Extracted records
######

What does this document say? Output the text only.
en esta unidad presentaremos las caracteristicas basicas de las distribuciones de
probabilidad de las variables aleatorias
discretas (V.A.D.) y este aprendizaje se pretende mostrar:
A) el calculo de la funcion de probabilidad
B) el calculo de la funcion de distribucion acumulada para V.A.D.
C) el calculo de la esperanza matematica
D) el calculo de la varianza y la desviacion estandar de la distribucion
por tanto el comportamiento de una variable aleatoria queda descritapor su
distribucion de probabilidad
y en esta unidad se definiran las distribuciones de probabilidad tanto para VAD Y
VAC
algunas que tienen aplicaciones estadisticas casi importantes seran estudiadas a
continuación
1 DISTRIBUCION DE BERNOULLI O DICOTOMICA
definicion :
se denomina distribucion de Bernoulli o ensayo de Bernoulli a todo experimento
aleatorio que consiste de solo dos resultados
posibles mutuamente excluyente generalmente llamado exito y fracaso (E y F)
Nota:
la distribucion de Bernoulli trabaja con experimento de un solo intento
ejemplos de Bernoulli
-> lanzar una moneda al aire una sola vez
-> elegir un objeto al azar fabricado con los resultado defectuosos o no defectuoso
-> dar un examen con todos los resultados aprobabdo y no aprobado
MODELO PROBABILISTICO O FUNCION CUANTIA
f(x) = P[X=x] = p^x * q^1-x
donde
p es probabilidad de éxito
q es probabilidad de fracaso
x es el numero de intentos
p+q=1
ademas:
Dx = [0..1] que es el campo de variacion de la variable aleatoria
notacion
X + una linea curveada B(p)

######

> **TASK DESCRIPTION**
Select from the material above each line in which the string "fracaso" appears, and list those lines.

> **RESULT**
posibles mutuamente excluyente generalmente llamado exito y fracaso (E y F)
q es probabilidad de fracaso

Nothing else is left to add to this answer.